─── SUPPLIED MATERIAL
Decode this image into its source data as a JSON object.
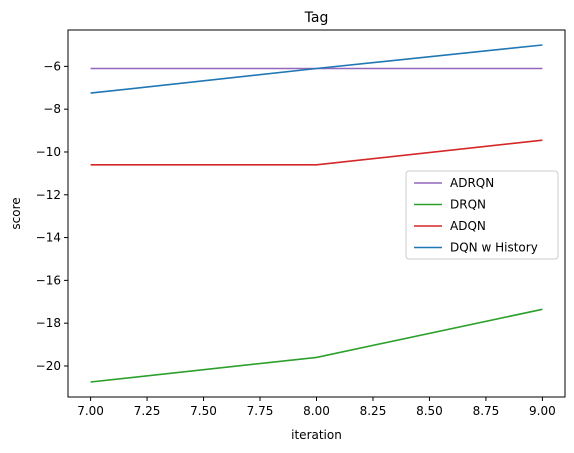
{
  "chart_data": {
    "type": "line",
    "title": "Tag",
    "xlabel": "iteration",
    "ylabel": "score",
    "xlim": [
      6.9,
      9.1
    ],
    "ylim": [
      -21.45,
      -4.3
    ],
    "x_ticks": [
      7.0,
      7.25,
      7.5,
      7.75,
      8.0,
      8.25,
      8.5,
      8.75,
      9.0
    ],
    "x_tick_labels": [
      "7.00",
      "7.25",
      "7.50",
      "7.75",
      "8.00",
      "8.25",
      "8.50",
      "8.75",
      "9.00"
    ],
    "y_ticks": [
      -20,
      -18,
      -16,
      -14,
      -12,
      -10,
      -8,
      -6
    ],
    "y_tick_labels": [
      "−20",
      "−18",
      "−16",
      "−14",
      "−12",
      "−10",
      "−8",
      "−6"
    ],
    "grid": false,
    "legend_position": "center-right",
    "x": [
      7,
      8,
      9
    ],
    "series": [
      {
        "name": "ADRQN",
        "color": "#9467bd",
        "values": [
          -6.1,
          -6.1,
          -6.1
        ]
      },
      {
        "name": "DRQN",
        "color": "#2ca02c",
        "values": [
          -20.75,
          -19.6,
          -17.35
        ]
      },
      {
        "name": "ADQN",
        "color": "#d62728",
        "values": [
          -10.6,
          -10.6,
          -9.45
        ]
      },
      {
        "name": "DQN w History",
        "color": "#1f77b4",
        "values": [
          -7.25,
          -6.1,
          -5.0
        ]
      }
    ]
  }
}
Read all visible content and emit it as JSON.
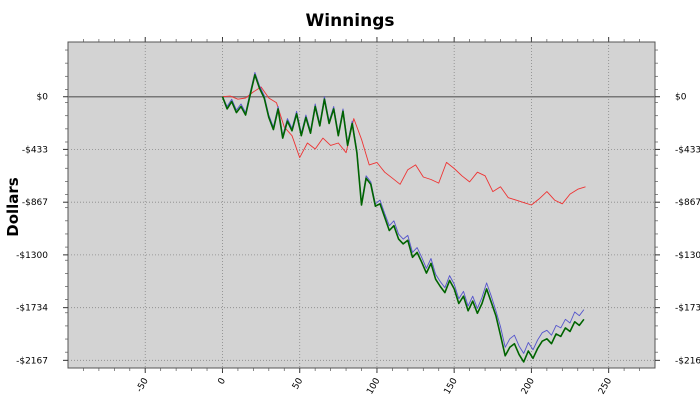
{
  "chart_data": {
    "type": "line",
    "title": "Winnings",
    "xlabel": "",
    "ylabel": "Dollars",
    "xlim": [
      -100,
      280
    ],
    "ylim": [
      -2230,
      450
    ],
    "grid": true,
    "legend": "none",
    "x_ticks": [
      -50,
      0,
      50,
      100,
      150,
      200,
      250
    ],
    "y_ticks": [
      {
        "value": 0,
        "label": "$0"
      },
      {
        "value": -433,
        "label": "-$433"
      },
      {
        "value": -867,
        "label": "-$867"
      },
      {
        "value": -1300,
        "label": "-$1300"
      },
      {
        "value": -1734,
        "label": "-$1734"
      },
      {
        "value": -2167,
        "label": "-$2167"
      }
    ],
    "zero_line": 0,
    "colors": {
      "plot_bg": "#d3d3d3",
      "red": "#ee3333",
      "blue": "#5555cc",
      "green": "#006400",
      "zero": "#777777"
    },
    "series": [
      {
        "color": "#ee3333",
        "x": [
          0,
          5,
          10,
          15,
          20,
          25,
          30,
          35,
          40,
          45,
          50,
          55,
          60,
          65,
          70,
          75,
          80,
          85,
          90,
          95,
          100,
          105,
          110,
          115,
          120,
          125,
          130,
          135,
          140,
          145,
          150,
          155,
          160,
          165,
          170,
          175,
          180,
          185,
          190,
          195,
          200,
          205,
          210,
          215,
          220,
          225,
          230,
          235
        ],
        "y": [
          0,
          5,
          -20,
          -10,
          40,
          80,
          -10,
          -50,
          -250,
          -320,
          -500,
          -380,
          -430,
          -340,
          -400,
          -380,
          -460,
          -180,
          -350,
          -560,
          -540,
          -620,
          -670,
          -720,
          -600,
          -560,
          -660,
          -680,
          -710,
          -540,
          -590,
          -650,
          -700,
          -620,
          -650,
          -780,
          -740,
          -830,
          -850,
          -870,
          -890,
          -840,
          -780,
          -850,
          -880,
          -800,
          -760,
          -740
        ]
      },
      {
        "color": "#5555cc",
        "x": [
          0,
          3,
          6,
          9,
          12,
          15,
          18,
          21,
          24,
          27,
          30,
          33,
          36,
          39,
          42,
          45,
          48,
          51,
          54,
          57,
          60,
          63,
          66,
          69,
          72,
          75,
          78,
          81,
          84,
          87,
          90,
          93,
          96,
          99,
          102,
          105,
          108,
          111,
          114,
          117,
          120,
          123,
          126,
          129,
          132,
          135,
          138,
          141,
          144,
          147,
          150,
          153,
          156,
          159,
          162,
          165,
          168,
          171,
          174,
          177,
          180,
          183,
          186,
          189,
          192,
          195,
          198,
          201,
          204,
          207,
          210,
          213,
          216,
          219,
          222,
          225,
          228,
          231,
          234
        ],
        "y": [
          0,
          -80,
          -20,
          -110,
          -60,
          -130,
          40,
          200,
          90,
          10,
          -150,
          -250,
          -80,
          -320,
          -180,
          -260,
          -120,
          -300,
          -150,
          -280,
          -60,
          -220,
          0,
          -200,
          -80,
          -300,
          -100,
          -380,
          -200,
          -440,
          -870,
          -650,
          -700,
          -880,
          -850,
          -960,
          -1060,
          -1020,
          -1130,
          -1170,
          -1140,
          -1280,
          -1240,
          -1320,
          -1410,
          -1330,
          -1460,
          -1520,
          -1570,
          -1470,
          -1540,
          -1660,
          -1600,
          -1720,
          -1640,
          -1740,
          -1650,
          -1530,
          -1640,
          -1760,
          -1890,
          -2060,
          -1990,
          -1960,
          -2050,
          -2110,
          -2020,
          -2080,
          -2000,
          -1940,
          -1920,
          -1960,
          -1880,
          -1900,
          -1830,
          -1860,
          -1770,
          -1800,
          -1750
        ]
      },
      {
        "color": "#006400",
        "x": [
          0,
          3,
          6,
          9,
          12,
          15,
          18,
          21,
          24,
          27,
          30,
          33,
          36,
          39,
          42,
          45,
          48,
          51,
          54,
          57,
          60,
          63,
          66,
          69,
          72,
          75,
          78,
          81,
          84,
          87,
          90,
          93,
          96,
          99,
          102,
          105,
          108,
          111,
          114,
          117,
          120,
          123,
          126,
          129,
          132,
          135,
          138,
          141,
          144,
          147,
          150,
          153,
          156,
          159,
          162,
          165,
          168,
          171,
          174,
          177,
          180,
          183,
          186,
          189,
          192,
          195,
          198,
          201,
          204,
          207,
          210,
          213,
          216,
          219,
          222,
          225,
          228,
          231,
          234
        ],
        "y": [
          0,
          -100,
          -40,
          -130,
          -80,
          -150,
          20,
          180,
          70,
          -10,
          -170,
          -270,
          -100,
          -340,
          -200,
          -280,
          -140,
          -320,
          -170,
          -300,
          -80,
          -240,
          -20,
          -220,
          -100,
          -320,
          -120,
          -400,
          -220,
          -460,
          -890,
          -670,
          -720,
          -900,
          -880,
          -990,
          -1100,
          -1060,
          -1170,
          -1210,
          -1180,
          -1320,
          -1280,
          -1360,
          -1450,
          -1370,
          -1500,
          -1560,
          -1610,
          -1510,
          -1580,
          -1700,
          -1640,
          -1760,
          -1680,
          -1780,
          -1700,
          -1580,
          -1690,
          -1800,
          -1960,
          -2130,
          -2060,
          -2030,
          -2120,
          -2180,
          -2090,
          -2150,
          -2070,
          -2010,
          -1990,
          -2030,
          -1950,
          -1970,
          -1900,
          -1930,
          -1850,
          -1880,
          -1830
        ]
      }
    ]
  }
}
──────
- [BRIEF] Leave out the pictures and return every record word for word.

- [WRITTEN RESPONSE]
Decode this image into its source data as a JSON object.
{
  "chart_data": {
    "type": "line",
    "title": "Tag",
    "xlabel": "iteration",
    "ylabel": "score",
    "xlim": [
      6.9,
      9.1
    ],
    "ylim": [
      -21.45,
      -4.3
    ],
    "x_ticks": [
      7.0,
      7.25,
      7.5,
      7.75,
      8.0,
      8.25,
      8.5,
      8.75,
      9.0
    ],
    "x_tick_labels": [
      "7.00",
      "7.25",
      "7.50",
      "7.75",
      "8.00",
      "8.25",
      "8.50",
      "8.75",
      "9.00"
    ],
    "y_ticks": [
      -20,
      -18,
      -16,
      -14,
      -12,
      -10,
      -8,
      -6
    ],
    "y_tick_labels": [
      "−20",
      "−18",
      "−16",
      "−14",
      "−12",
      "−10",
      "−8",
      "−6"
    ],
    "grid": false,
    "legend_position": "center-right",
    "x": [
      7,
      8,
      9
    ],
    "series": [
      {
        "name": "ADRQN",
        "color": "#9467bd",
        "values": [
          -6.1,
          -6.1,
          -6.1
        ]
      },
      {
        "name": "DRQN",
        "color": "#2ca02c",
        "values": [
          -20.75,
          -19.6,
          -17.35
        ]
      },
      {
        "name": "ADQN",
        "color": "#d62728",
        "values": [
          -10.6,
          -10.6,
          -9.45
        ]
      },
      {
        "name": "DQN w History",
        "color": "#1f77b4",
        "values": [
          -7.25,
          -6.1,
          -5.0
        ]
      }
    ]
  }
}
Read all visible content and emit it as JSON.
{
  "chart_data": {
    "type": "line",
    "title": "Winnings",
    "xlabel": "",
    "ylabel": "Dollars",
    "xlim": [
      -100,
      280
    ],
    "ylim": [
      -2230,
      450
    ],
    "grid": true,
    "legend": "none",
    "x_ticks": [
      -50,
      0,
      50,
      100,
      150,
      200,
      250
    ],
    "y_ticks": [
      {
        "value": 0,
        "label": "$0"
      },
      {
        "value": -433,
        "label": "-$433"
      },
      {
        "value": -867,
        "label": "-$867"
      },
      {
        "value": -1300,
        "label": "-$1300"
      },
      {
        "value": -1734,
        "label": "-$1734"
      },
      {
        "value": -2167,
        "label": "-$2167"
      }
    ],
    "zero_line": 0,
    "colors": {
      "plot_bg": "#d3d3d3",
      "red": "#ee3333",
      "blue": "#5555cc",
      "green": "#006400",
      "zero": "#777777"
    },
    "series": [
      {
        "color": "#ee3333",
        "x": [
          0,
          5,
          10,
          15,
          20,
          25,
          30,
          35,
          40,
          45,
          50,
          55,
          60,
          65,
          70,
          75,
          80,
          85,
          90,
          95,
          100,
          105,
          110,
          115,
          120,
          125,
          130,
          135,
          140,
          145,
          150,
          155,
          160,
          165,
          170,
          175,
          180,
          185,
          190,
          195,
          200,
          205,
          210,
          215,
          220,
          225,
          230,
          235
        ],
        "y": [
          0,
          5,
          -20,
          -10,
          40,
          80,
          -10,
          -50,
          -250,
          -320,
          -500,
          -380,
          -430,
          -340,
          -400,
          -380,
          -460,
          -180,
          -350,
          -560,
          -540,
          -620,
          -670,
          -720,
          -600,
          -560,
          -660,
          -680,
          -710,
          -540,
          -590,
          -650,
          -700,
          -620,
          -650,
          -780,
          -740,
          -830,
          -850,
          -870,
          -890,
          -840,
          -780,
          -850,
          -880,
          -800,
          -760,
          -740
        ]
      },
      {
        "color": "#5555cc",
        "x": [
          0,
          3,
          6,
          9,
          12,
          15,
          18,
          21,
          24,
          27,
          30,
          33,
          36,
          39,
          42,
          45,
          48,
          51,
          54,
          57,
          60,
          63,
          66,
          69,
          72,
          75,
          78,
          81,
          84,
          87,
          90,
          93,
          96,
          99,
          102,
          105,
          108,
          111,
          114,
          117,
          120,
          123,
          126,
          129,
          132,
          135,
          138,
          141,
          144,
          147,
          150,
          153,
          156,
          159,
          162,
          165,
          168,
          171,
          174,
          177,
          180,
          183,
          186,
          189,
          192,
          195,
          198,
          201,
          204,
          207,
          210,
          213,
          216,
          219,
          222,
          225,
          228,
          231,
          234
        ],
        "y": [
          0,
          -80,
          -20,
          -110,
          -60,
          -130,
          40,
          200,
          90,
          10,
          -150,
          -250,
          -80,
          -320,
          -180,
          -260,
          -120,
          -300,
          -150,
          -280,
          -60,
          -220,
          0,
          -200,
          -80,
          -300,
          -100,
          -380,
          -200,
          -440,
          -870,
          -650,
          -700,
          -880,
          -850,
          -960,
          -1060,
          -1020,
          -1130,
          -1170,
          -1140,
          -1280,
          -1240,
          -1320,
          -1410,
          -1330,
          -1460,
          -1520,
          -1570,
          -1470,
          -1540,
          -1660,
          -1600,
          -1720,
          -1640,
          -1740,
          -1650,
          -1530,
          -1640,
          -1760,
          -1890,
          -2060,
          -1990,
          -1960,
          -2050,
          -2110,
          -2020,
          -2080,
          -2000,
          -1940,
          -1920,
          -1960,
          -1880,
          -1900,
          -1830,
          -1860,
          -1770,
          -1800,
          -1750
        ]
      },
      {
        "color": "#006400",
        "x": [
          0,
          3,
          6,
          9,
          12,
          15,
          18,
          21,
          24,
          27,
          30,
          33,
          36,
          39,
          42,
          45,
          48,
          51,
          54,
          57,
          60,
          63,
          66,
          69,
          72,
          75,
          78,
          81,
          84,
          87,
          90,
          93,
          96,
          99,
          102,
          105,
          108,
          111,
          114,
          117,
          120,
          123,
          126,
          129,
          132,
          135,
          138,
          141,
          144,
          147,
          150,
          153,
          156,
          159,
          162,
          165,
          168,
          171,
          174,
          177,
          180,
          183,
          186,
          189,
          192,
          195,
          198,
          201,
          204,
          207,
          210,
          213,
          216,
          219,
          222,
          225,
          228,
          231,
          234
        ],
        "y": [
          0,
          -100,
          -40,
          -130,
          -80,
          -150,
          20,
          180,
          70,
          -10,
          -170,
          -270,
          -100,
          -340,
          -200,
          -280,
          -140,
          -320,
          -170,
          -300,
          -80,
          -240,
          -20,
          -220,
          -100,
          -320,
          -120,
          -400,
          -220,
          -460,
          -890,
          -670,
          -720,
          -900,
          -880,
          -990,
          -1100,
          -1060,
          -1170,
          -1210,
          -1180,
          -1320,
          -1280,
          -1360,
          -1450,
          -1370,
          -1500,
          -1560,
          -1610,
          -1510,
          -1580,
          -1700,
          -1640,
          -1760,
          -1680,
          -1780,
          -1700,
          -1580,
          -1690,
          -1800,
          -1960,
          -2130,
          -2060,
          -2030,
          -2120,
          -2180,
          -2090,
          -2150,
          -2070,
          -2010,
          -1990,
          -2030,
          -1950,
          -1970,
          -1900,
          -1930,
          -1850,
          -1880,
          -1830
        ]
      }
    ]
  }
}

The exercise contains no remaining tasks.